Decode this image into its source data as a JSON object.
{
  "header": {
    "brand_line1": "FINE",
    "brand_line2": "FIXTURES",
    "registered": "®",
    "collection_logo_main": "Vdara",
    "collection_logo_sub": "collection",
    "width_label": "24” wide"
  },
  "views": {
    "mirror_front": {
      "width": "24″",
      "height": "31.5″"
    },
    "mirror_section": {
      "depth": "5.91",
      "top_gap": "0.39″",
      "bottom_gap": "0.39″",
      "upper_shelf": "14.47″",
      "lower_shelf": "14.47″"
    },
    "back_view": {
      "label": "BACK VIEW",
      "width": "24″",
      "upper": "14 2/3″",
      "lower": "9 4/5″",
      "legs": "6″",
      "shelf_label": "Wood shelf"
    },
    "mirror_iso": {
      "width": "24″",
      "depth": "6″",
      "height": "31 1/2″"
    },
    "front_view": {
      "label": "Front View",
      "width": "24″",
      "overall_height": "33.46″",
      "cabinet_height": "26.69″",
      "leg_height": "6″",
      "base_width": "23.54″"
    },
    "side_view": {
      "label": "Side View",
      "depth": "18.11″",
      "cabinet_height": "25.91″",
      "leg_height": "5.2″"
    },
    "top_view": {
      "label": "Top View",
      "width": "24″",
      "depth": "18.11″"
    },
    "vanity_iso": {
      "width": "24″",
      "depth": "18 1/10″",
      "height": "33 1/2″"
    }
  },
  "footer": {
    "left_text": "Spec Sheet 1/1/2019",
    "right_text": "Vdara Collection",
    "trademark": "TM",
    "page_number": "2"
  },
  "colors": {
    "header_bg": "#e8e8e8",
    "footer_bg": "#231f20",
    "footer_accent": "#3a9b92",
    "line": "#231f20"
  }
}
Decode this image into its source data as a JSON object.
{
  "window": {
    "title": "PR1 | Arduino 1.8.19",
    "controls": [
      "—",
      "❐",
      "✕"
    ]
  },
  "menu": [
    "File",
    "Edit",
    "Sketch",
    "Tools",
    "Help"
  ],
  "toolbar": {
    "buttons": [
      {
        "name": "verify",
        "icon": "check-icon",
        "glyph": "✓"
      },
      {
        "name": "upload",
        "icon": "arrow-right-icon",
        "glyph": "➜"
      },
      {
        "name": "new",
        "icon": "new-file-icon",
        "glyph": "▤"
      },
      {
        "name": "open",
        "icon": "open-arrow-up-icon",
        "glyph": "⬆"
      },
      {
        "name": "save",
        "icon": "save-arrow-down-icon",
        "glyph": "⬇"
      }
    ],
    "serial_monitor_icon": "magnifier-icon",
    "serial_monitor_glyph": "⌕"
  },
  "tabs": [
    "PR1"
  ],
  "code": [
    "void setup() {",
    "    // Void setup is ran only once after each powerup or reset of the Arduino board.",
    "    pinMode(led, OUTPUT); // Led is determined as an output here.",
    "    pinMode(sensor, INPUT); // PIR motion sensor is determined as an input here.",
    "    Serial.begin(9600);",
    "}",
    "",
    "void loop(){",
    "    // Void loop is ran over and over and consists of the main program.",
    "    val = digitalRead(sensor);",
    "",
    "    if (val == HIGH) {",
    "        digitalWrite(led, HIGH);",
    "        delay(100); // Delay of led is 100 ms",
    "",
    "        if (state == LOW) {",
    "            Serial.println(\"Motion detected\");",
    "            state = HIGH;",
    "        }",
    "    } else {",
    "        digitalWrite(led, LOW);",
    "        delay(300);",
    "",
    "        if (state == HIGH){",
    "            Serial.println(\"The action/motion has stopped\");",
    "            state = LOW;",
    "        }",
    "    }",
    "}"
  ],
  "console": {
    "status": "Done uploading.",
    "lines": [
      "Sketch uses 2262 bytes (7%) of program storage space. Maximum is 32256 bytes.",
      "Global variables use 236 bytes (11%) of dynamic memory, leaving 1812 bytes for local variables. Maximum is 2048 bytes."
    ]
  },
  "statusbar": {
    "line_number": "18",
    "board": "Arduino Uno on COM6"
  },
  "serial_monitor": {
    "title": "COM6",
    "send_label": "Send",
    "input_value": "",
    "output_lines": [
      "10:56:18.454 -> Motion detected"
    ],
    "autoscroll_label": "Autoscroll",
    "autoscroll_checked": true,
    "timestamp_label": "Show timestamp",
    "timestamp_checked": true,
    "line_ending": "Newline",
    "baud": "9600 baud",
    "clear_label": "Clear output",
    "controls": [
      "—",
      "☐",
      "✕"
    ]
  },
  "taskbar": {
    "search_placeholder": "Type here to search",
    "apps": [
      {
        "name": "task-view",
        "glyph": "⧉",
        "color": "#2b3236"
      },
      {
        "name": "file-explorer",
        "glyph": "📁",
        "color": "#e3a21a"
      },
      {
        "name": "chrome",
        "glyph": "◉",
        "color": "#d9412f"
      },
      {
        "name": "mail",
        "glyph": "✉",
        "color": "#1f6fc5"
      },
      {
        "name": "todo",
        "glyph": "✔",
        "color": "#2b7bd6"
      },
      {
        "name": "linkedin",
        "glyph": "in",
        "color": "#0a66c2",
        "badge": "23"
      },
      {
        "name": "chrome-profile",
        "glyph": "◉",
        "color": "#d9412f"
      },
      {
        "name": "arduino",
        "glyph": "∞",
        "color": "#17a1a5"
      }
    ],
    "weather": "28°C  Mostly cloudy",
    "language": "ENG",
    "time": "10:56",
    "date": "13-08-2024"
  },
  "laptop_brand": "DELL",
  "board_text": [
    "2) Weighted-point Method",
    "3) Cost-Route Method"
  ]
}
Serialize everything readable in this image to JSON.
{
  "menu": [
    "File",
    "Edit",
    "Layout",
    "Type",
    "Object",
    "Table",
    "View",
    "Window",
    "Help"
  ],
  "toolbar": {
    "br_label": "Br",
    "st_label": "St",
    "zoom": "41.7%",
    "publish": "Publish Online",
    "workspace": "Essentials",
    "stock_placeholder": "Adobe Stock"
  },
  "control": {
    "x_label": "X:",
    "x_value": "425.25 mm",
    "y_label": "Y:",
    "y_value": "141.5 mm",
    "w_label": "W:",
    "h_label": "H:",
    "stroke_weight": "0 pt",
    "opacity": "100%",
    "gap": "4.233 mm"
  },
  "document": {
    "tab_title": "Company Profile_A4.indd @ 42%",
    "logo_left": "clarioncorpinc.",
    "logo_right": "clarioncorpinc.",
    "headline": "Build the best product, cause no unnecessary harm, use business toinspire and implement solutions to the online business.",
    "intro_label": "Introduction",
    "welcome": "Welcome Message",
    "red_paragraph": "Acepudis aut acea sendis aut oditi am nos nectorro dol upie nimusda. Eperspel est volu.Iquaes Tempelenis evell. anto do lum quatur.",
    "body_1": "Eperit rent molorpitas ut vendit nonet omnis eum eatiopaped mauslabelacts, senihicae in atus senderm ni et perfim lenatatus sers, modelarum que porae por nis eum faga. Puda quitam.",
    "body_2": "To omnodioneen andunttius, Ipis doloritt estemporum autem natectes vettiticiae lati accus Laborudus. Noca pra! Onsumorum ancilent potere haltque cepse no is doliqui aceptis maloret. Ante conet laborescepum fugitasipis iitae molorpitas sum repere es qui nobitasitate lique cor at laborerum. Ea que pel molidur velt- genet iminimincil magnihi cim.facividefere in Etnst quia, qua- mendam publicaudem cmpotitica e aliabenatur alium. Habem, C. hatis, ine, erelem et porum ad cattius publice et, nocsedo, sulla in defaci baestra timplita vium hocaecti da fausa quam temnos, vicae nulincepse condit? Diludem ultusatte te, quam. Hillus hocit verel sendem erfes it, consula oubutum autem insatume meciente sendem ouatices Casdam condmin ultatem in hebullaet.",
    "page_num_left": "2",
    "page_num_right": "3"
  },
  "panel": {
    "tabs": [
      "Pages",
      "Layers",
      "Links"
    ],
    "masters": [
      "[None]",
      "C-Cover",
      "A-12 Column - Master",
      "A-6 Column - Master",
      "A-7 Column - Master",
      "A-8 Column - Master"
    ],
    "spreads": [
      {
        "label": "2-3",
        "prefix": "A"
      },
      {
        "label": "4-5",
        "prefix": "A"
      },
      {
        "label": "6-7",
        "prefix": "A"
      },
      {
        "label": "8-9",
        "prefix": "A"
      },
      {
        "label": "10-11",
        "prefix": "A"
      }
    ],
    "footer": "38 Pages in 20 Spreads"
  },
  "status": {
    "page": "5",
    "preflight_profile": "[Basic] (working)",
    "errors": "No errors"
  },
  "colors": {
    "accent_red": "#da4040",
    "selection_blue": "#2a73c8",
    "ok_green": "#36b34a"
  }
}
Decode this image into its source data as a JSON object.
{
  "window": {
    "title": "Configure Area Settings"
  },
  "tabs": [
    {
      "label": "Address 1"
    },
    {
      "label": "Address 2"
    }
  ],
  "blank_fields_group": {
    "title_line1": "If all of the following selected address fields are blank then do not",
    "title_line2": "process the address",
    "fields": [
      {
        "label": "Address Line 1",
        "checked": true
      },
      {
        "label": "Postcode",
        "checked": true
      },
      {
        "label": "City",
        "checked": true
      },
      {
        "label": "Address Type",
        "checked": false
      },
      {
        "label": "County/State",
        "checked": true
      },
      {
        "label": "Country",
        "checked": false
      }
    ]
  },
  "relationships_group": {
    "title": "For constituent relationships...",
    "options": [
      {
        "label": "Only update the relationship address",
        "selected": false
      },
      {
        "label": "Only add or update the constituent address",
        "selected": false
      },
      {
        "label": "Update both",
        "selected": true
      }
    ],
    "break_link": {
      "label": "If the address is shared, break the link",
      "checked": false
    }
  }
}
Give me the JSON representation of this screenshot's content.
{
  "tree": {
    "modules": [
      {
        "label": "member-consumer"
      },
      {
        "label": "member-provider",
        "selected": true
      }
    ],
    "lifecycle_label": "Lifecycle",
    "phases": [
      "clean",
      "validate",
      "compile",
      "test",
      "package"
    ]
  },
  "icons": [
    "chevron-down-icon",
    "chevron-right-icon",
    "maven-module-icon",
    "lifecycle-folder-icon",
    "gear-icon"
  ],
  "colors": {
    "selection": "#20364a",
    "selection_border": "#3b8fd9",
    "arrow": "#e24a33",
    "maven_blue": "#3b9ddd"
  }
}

·····

Gather each line of the listing that holds the string "member".

:: In response ::
        "label": "member-consumer"
        "label": "member-provider",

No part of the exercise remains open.